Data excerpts
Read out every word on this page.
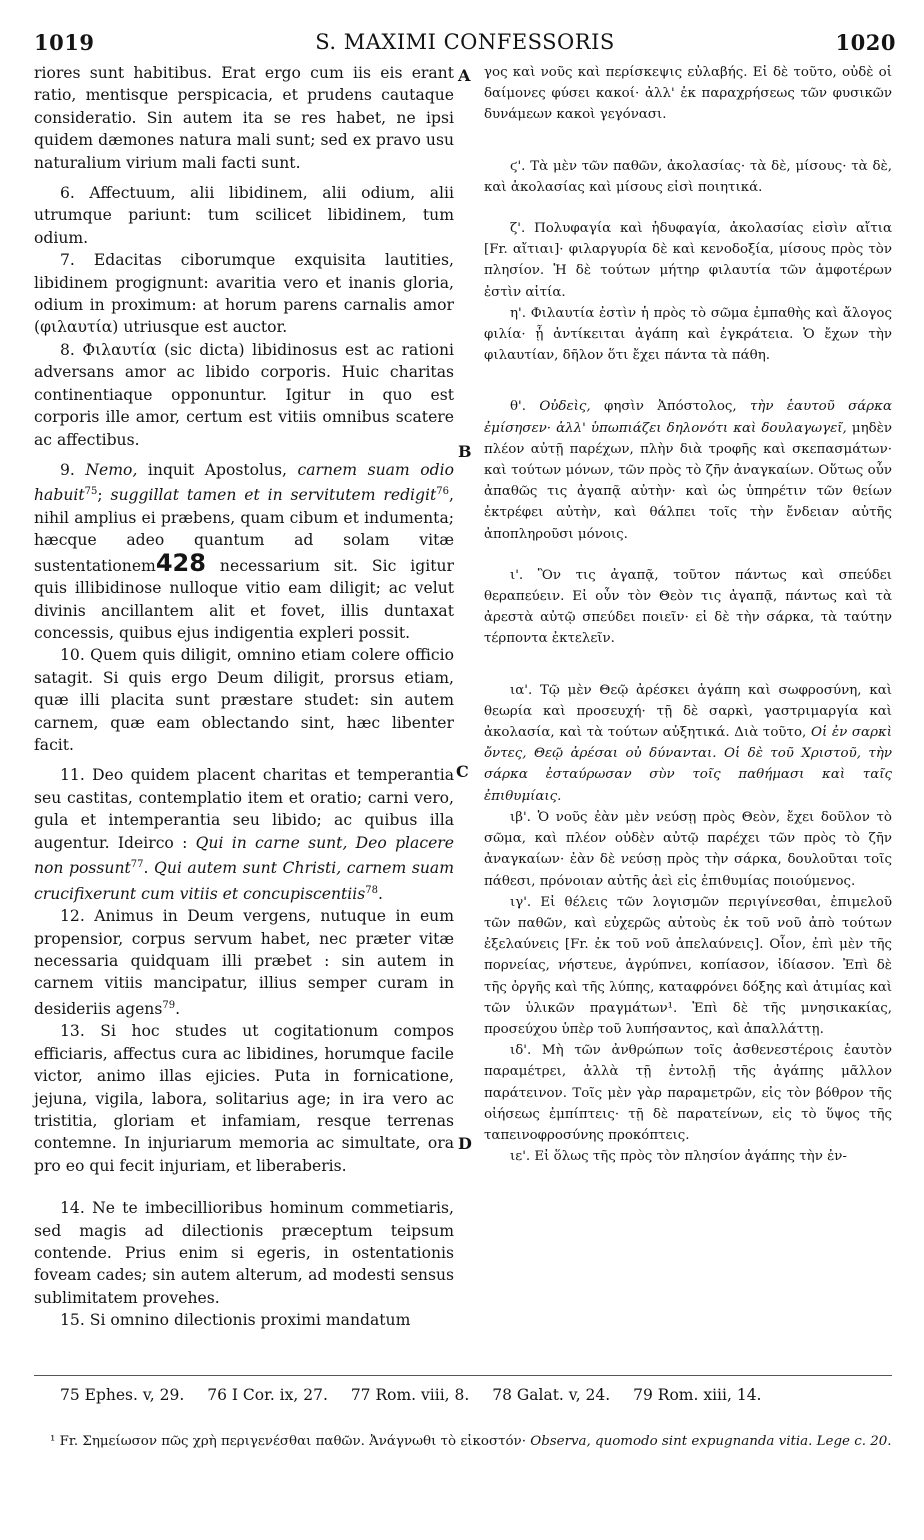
1019	S. MAXIMI CONFESSORIS	1020

riores sunt habitibus. Erat ergo cum iis eis erant ratio, mentisque perspicacia, et prudens cautaque consideratio. Sin autem ita se res habet, ne ipsi quidem dæmones natura mali sunt; sed ex pravo usu naturalium virium mali facti sunt.

6. Affectuum, alii libidinem, alii odium, alii utrumque pariunt: tum scilicet libidinem, tum odium.

7. Edacitas ciborumque exquisita lautities, libidinem progignunt: avaritia vero et inanis gloria, odium in proximum: at horum parens carnalis amor (φιλαυτία) utriusque est auctor.

8. Φιλαυτία (sic dicta) libidinosus est ac rationi adversans amor ac libido corporis. Huic charitas continentiaque opponuntur. Igitur in quo est corporis ille amor, certum est vitiis omnibus scatere ac affectibus.

9. Nemo, inquit Apostolus, carnem suam odio habuit$^{75}$; suggillat tamen et in servitutem redigit$^{76}$, nihil amplius ei præbens, quam cibum et indumenta; hæcque adeo quantum ad solam vitæ sustentationem428 necessarium sit. Sic igitur quis illibidinose nulloque vitio eam diligit; ac velut divinis ancillantem alit et fovet, illis duntaxat concessis, quibus ejus indigentia expleri possit.

10. Quem quis diligit, omnino etiam colere officio satagit. Si quis ergo Deum diligit, prorsus etiam, quæ illi placita sunt præstare studet: sin autem carnem, quæ eam oblectando sint, hæc libenter facit.

11. Deo quidem placent charitas et temperantia seu castitas, contemplatio item et oratio; carni vero, gula et intemperantia seu libido; ac quibus illa augentur. Ideirco : Qui in carne sunt, Deo placere non possunt$^{77}$. Qui autem sunt Christi, carnem suam crucifixerunt cum vitiis et concupiscentiis$^{78}$.

12. Animus in Deum vergens, nutuque in eum propensior, corpus servum habet, nec præter vitæ necessaria quidquam illi præbet : sin autem in carnem vitiis mancipatur, illius semper curam in desideriis agens$^{79}$.

13. Si hoc studes ut cogitationum compos efficiaris, affectus cura ac libidines, horumque facile victor, animo illas ejicies. Puta in fornicatione, jejuna, vigila, labora, solitarius age; in ira vero ac tristitia, gloriam et infamiam, resque terrenas contemne. In injuriarum memoria ac simultate, ora pro eo qui fecit injuriam, et liberaberis.

14. Ne te imbecillioribus hominum commetiaris, sed magis ad dilectionis præceptum teipsum contende. Prius enim si egeris, in ostentationis foveam cades; sin autem alterum, ad modesti sensus sublimitatem provehes.

15. Si omnino dilectionis proximi mandatum

A
B
C
D

γος καὶ νοῦς καὶ περίσκεψις εὐλαβής. Εἰ δὲ τοῦτο, οὐδὲ οἱ δαίμονες φύσει κακοί· ἀλλ' ἐκ παραχρήσεως τῶν φυσικῶν δυνάμεων κακοὶ γεγόνασι.

ϛ'. Τὰ μὲν τῶν παθῶν, ἀκολασίας· τὰ δὲ, μίσους· τὰ δὲ, καὶ ἀκολασίας καὶ μίσους εἰσὶ ποιητικά.

ζ'. Πολυφαγία καὶ ἡδυφαγία, ἀκολασίας εἰσὶν αἴτια [Fr. αἴτιαι]· φιλαργυρία δὲ καὶ κενοδοξία, μίσους πρὸς τὸν πλησίον. Ἡ δὲ τούτων μήτηρ φιλαυτία τῶν ἀμφοτέρων ἐστὶν αἰτία.

η'. Φιλαυτία ἐστὶν ἡ πρὸς τὸ σῶμα ἐμπαθὴς καὶ ἄλογος φιλία· ᾗ ἀντίκειται ἀγάπη καὶ ἐγκράτεια. Ὁ ἔχων τὴν φιλαυτίαν, δῆλον ὅτι ἔχει πάντα τὰ πάθη.

θ'. Οὐδεὶς, φησὶν Ἀπόστολος, τὴν ἑαυτοῦ σάρκα ἐμίσησεν· ἀλλ' ὑπωπιάζει δηλονότι καὶ δουλαγωγεῖ, μηδὲν πλέον αὐτῇ παρέχων, πλὴν διὰ τροφῆς καὶ σκεπασμάτων· καὶ τούτων μόνων, τῶν πρὸς τὸ ζῆν ἀναγκαίων. Οὕτως οὖν ἀπαθῶς τις ἀγαπᾷ αὐτὴν· καὶ ὡς ὑπηρέτιν τῶν θείων ἐκτρέφει αὐτὴν, καὶ θάλπει τοῖς τὴν ἔνδειαν αὐτῆς ἀποπληροῦσι μόνοις.

ι'. Ὃν τις ἀγαπᾷ, τοῦτον πάντως καὶ σπεύδει θεραπεύειν. Εἰ οὖν τὸν Θεὸν τις ἀγαπᾷ, πάντως καὶ τὰ ἀρεστὰ αὐτῷ σπεύδει ποιεῖν· εἰ δὲ τὴν σάρκα, τὰ ταύτην τέρποντα ἐκτελεῖν.

ια'. Τῷ μὲν Θεῷ ἀρέσκει ἀγάπη καὶ σωφροσύνη, καὶ θεωρία καὶ προσευχή· τῇ δὲ σαρκὶ, γαστριμαργία καὶ ἀκολασία, καὶ τὰ τούτων αὐξητικά. Διὰ τοῦτο, Οἱ ἐν σαρκὶ ὄντες, Θεῷ ἀρέσαι οὐ δύνανται. Οἱ δὲ τοῦ Χριστοῦ, τὴν σάρκα ἐσταύρωσαν σὺν τοῖς παθήμασι καὶ ταῖς ἐπιθυμίαις.

ιβ'. Ὁ νοῦς ἐὰν μὲν νεύσῃ πρὸς Θεὸν, ἔχει δοῦλον τὸ σῶμα, καὶ πλέον οὐδὲν αὐτῷ παρέχει τῶν πρὸς τὸ ζῆν ἀναγκαίων· ἐὰν δὲ νεύσῃ πρὸς τὴν σάρκα, δουλοῦται τοῖς πάθεσι, πρόνοιαν αὐτῆς ἀεὶ εἰς ἐπιθυμίας ποιούμενος.

ιγ'. Εἰ θέλεις τῶν λογισμῶν περιγίνεσθαι, ἐπιμελοῦ τῶν παθῶν, καὶ εὐχερῶς αὐτοὺς ἐκ τοῦ νοῦ ἀπὸ τούτων ἐξελαύνεις [Fr. ἐκ τοῦ νοῦ ἀπελαύνεις]. Οἷον, ἐπὶ μὲν τῆς πορνείας, νήστευε, ἀγρύπνει, κοπίασον, ἰδίασον. Ἐπὶ δὲ τῆς ὀργῆς καὶ τῆς λύπης, καταφρόνει δόξης καὶ ἀτιμίας καὶ τῶν ὑλικῶν πραγμάτων¹. Ἐπὶ δὲ τῆς μνησικακίας, προσεύχου ὑπὲρ τοῦ λυπήσαντος, καὶ ἀπαλλάττῃ.

ιδ'. Μὴ τῶν ἀνθρώπων τοῖς ἀσθενεστέροις ἑαυτὸν παραμέτρει, ἀλλὰ τῇ ἐντολῇ τῆς ἀγάπης μᾶλλον παράτεινον. Τοῖς μὲν γὰρ παραμετρῶν, εἰς τὸν βόθρον τῆς οἰήσεως ἐμπίπτεις· τῇ δὲ παρατείνων, εἰς τὸ ὕψος τῆς ταπεινοφροσύνης προκόπτεις.

ιε'. Εἰ ὅλως τῆς πρὸς τὸν πλησίον ἀγάπης τὴν ἐν-

75 Ephes. v, 29. 76 I Cor. ix, 27. 77 Rom. viii, 8. 78 Galat. v, 24. 79 Rom. xiii, 14.
¹ Fr. Σημείωσον πῶς χρὴ περιγενέσθαι παθῶν. Ἀνάγνωθι τὸ εἰκοστόν· Observa, quomodo sint expugnanda vitia. Lege c. 20.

§ **Short task**
Give every line above again exactly, with no pictures.

§ **Reply to the exercise**
Read out every word on this page.
1019	S. MAXIMI CONFESSORIS	1020

riores sunt habitibus. Erat ergo cum iis eis erant ratio, mentisque perspicacia, et prudens cautaque consideratio. Sin autem ita se res habet, ne ipsi quidem dæmones natura mali sunt; sed ex pravo usu naturalium virium mali facti sunt.

6. Affectuum, alii libidinem, alii odium, alii utrumque pariunt: tum scilicet libidinem, tum odium.

7. Edacitas ciborumque exquisita lautities, libidinem progignunt: avaritia vero et inanis gloria, odium in proximum: at horum parens carnalis amor (φιλαυτία) utriusque est auctor.

8. Φιλαυτία (sic dicta) libidinosus est ac rationi adversans amor ac libido corporis. Huic charitas continentiaque opponuntur. Igitur in quo est corporis ille amor, certum est vitiis omnibus scatere ac affectibus.

9. Nemo, inquit Apostolus, carnem suam odio habuit$^{75}$; suggillat tamen et in servitutem redigit$^{76}$, nihil amplius ei præbens, quam cibum et indumenta; hæcque adeo quantum ad solam vitæ sustentationem428 necessarium sit. Sic igitur quis illibidinose nulloque vitio eam diligit; ac velut divinis ancillantem alit et fovet, illis duntaxat concessis, quibus ejus indigentia expleri possit.

10. Quem quis diligit, omnino etiam colere officio satagit. Si quis ergo Deum diligit, prorsus etiam, quæ illi placita sunt præstare studet: sin autem carnem, quæ eam oblectando sint, hæc libenter facit.

11. Deo quidem placent charitas et temperantia seu castitas, contemplatio item et oratio; carni vero, gula et intemperantia seu libido; ac quibus illa augentur. Ideirco : Qui in carne sunt, Deo placere non possunt$^{77}$. Qui autem sunt Christi, carnem suam crucifixerunt cum vitiis et concupiscentiis$^{78}$.

12. Animus in Deum vergens, nutuque in eum propensior, corpus servum habet, nec præter vitæ necessaria quidquam illi præbet : sin autem in carnem vitiis mancipatur, illius semper curam in desideriis agens$^{79}$.

13. Si hoc studes ut cogitationum compos efficiaris, affectus cura ac libidines, horumque facile victor, animo illas ejicies. Puta in fornicatione, jejuna, vigila, labora, solitarius age; in ira vero ac tristitia, gloriam et infamiam, resque terrenas contemne. In injuriarum memoria ac simultate, ora pro eo qui fecit injuriam, et liberaberis.

14. Ne te imbecillioribus hominum commetiaris, sed magis ad dilectionis præceptum teipsum contende. Prius enim si egeris, in ostentationis foveam cades; sin autem alterum, ad modesti sensus sublimitatem provehes.

15. Si omnino dilectionis proximi mandatum

A
B
C
D

γος καὶ νοῦς καὶ περίσκεψις εὐλαβής. Εἰ δὲ τοῦτο, οὐδὲ οἱ δαίμονες φύσει κακοί· ἀλλ' ἐκ παραχρήσεως τῶν φυσικῶν δυνάμεων κακοὶ γεγόνασι.

ϛ'. Τὰ μὲν τῶν παθῶν, ἀκολασίας· τὰ δὲ, μίσους· τὰ δὲ, καὶ ἀκολασίας καὶ μίσους εἰσὶ ποιητικά.

ζ'. Πολυφαγία καὶ ἡδυφαγία, ἀκολασίας εἰσὶν αἴτια [Fr. αἴτιαι]· φιλαργυρία δὲ καὶ κενοδοξία, μίσους πρὸς τὸν πλησίον. Ἡ δὲ τούτων μήτηρ φιλαυτία τῶν ἀμφοτέρων ἐστὶν αἰτία.

η'. Φιλαυτία ἐστὶν ἡ πρὸς τὸ σῶμα ἐμπαθὴς καὶ ἄλογος φιλία· ᾗ ἀντίκειται ἀγάπη καὶ ἐγκράτεια. Ὁ ἔχων τὴν φιλαυτίαν, δῆλον ὅτι ἔχει πάντα τὰ πάθη.

θ'. Οὐδεὶς, φησὶν Ἀπόστολος, τὴν ἑαυτοῦ σάρκα ἐμίσησεν· ἀλλ' ὑπωπιάζει δηλονότι καὶ δουλαγωγεῖ, μηδὲν πλέον αὐτῇ παρέχων, πλὴν διὰ τροφῆς καὶ σκεπασμάτων· καὶ τούτων μόνων, τῶν πρὸς τὸ ζῆν ἀναγκαίων. Οὕτως οὖν ἀπαθῶς τις ἀγαπᾷ αὐτὴν· καὶ ὡς ὑπηρέτιν τῶν θείων ἐκτρέφει αὐτὴν, καὶ θάλπει τοῖς τὴν ἔνδειαν αὐτῆς ἀποπληροῦσι μόνοις.

ι'. Ὃν τις ἀγαπᾷ, τοῦτον πάντως καὶ σπεύδει θεραπεύειν. Εἰ οὖν τὸν Θεὸν τις ἀγαπᾷ, πάντως καὶ τὰ ἀρεστὰ αὐτῷ σπεύδει ποιεῖν· εἰ δὲ τὴν σάρκα, τὰ ταύτην τέρποντα ἐκτελεῖν.

ια'. Τῷ μὲν Θεῷ ἀρέσκει ἀγάπη καὶ σωφροσύνη, καὶ θεωρία καὶ προσευχή· τῇ δὲ σαρκὶ, γαστριμαργία καὶ ἀκολασία, καὶ τὰ τούτων αὐξητικά. Διὰ τοῦτο, Οἱ ἐν σαρκὶ ὄντες, Θεῷ ἀρέσαι οὐ δύνανται. Οἱ δὲ τοῦ Χριστοῦ, τὴν σάρκα ἐσταύρωσαν σὺν τοῖς παθήμασι καὶ ταῖς ἐπιθυμίαις.

ιβ'. Ὁ νοῦς ἐὰν μὲν νεύσῃ πρὸς Θεὸν, ἔχει δοῦλον τὸ σῶμα, καὶ πλέον οὐδὲν αὐτῷ παρέχει τῶν πρὸς τὸ ζῆν ἀναγκαίων· ἐὰν δὲ νεύσῃ πρὸς τὴν σάρκα, δουλοῦται τοῖς πάθεσι, πρόνοιαν αὐτῆς ἀεὶ εἰς ἐπιθυμίας ποιούμενος.

ιγ'. Εἰ θέλεις τῶν λογισμῶν περιγίνεσθαι, ἐπιμελοῦ τῶν παθῶν, καὶ εὐχερῶς αὐτοὺς ἐκ τοῦ νοῦ ἀπὸ τούτων ἐξελαύνεις [Fr. ἐκ τοῦ νοῦ ἀπελαύνεις]. Οἷον, ἐπὶ μὲν τῆς πορνείας, νήστευε, ἀγρύπνει, κοπίασον, ἰδίασον. Ἐπὶ δὲ τῆς ὀργῆς καὶ τῆς λύπης, καταφρόνει δόξης καὶ ἀτιμίας καὶ τῶν ὑλικῶν πραγμάτων¹. Ἐπὶ δὲ τῆς μνησικακίας, προσεύχου ὑπὲρ τοῦ λυπήσαντος, καὶ ἀπαλλάττῃ.

ιδ'. Μὴ τῶν ἀνθρώπων τοῖς ἀσθενεστέροις ἑαυτὸν παραμέτρει, ἀλλὰ τῇ ἐντολῇ τῆς ἀγάπης μᾶλλον παράτεινον. Τοῖς μὲν γὰρ παραμετρῶν, εἰς τὸν βόθρον τῆς οἰήσεως ἐμπίπτεις· τῇ δὲ παρατείνων, εἰς τὸ ὕψος τῆς ταπεινοφροσύνης προκόπτεις.

ιε'. Εἰ ὅλως τῆς πρὸς τὸν πλησίον ἀγάπης τὴν ἐν-

75 Ephes. v, 29. 76 I Cor. ix, 27. 77 Rom. viii, 8. 78 Galat. v, 24. 79 Rom. xiii, 14.
¹ Fr. Σημείωσον πῶς χρὴ περιγενέσθαι παθῶν. Ἀνάγνωθι τὸ εἰκοστόν· Observa, quomodo sint expugnanda vitia. Lege c. 20.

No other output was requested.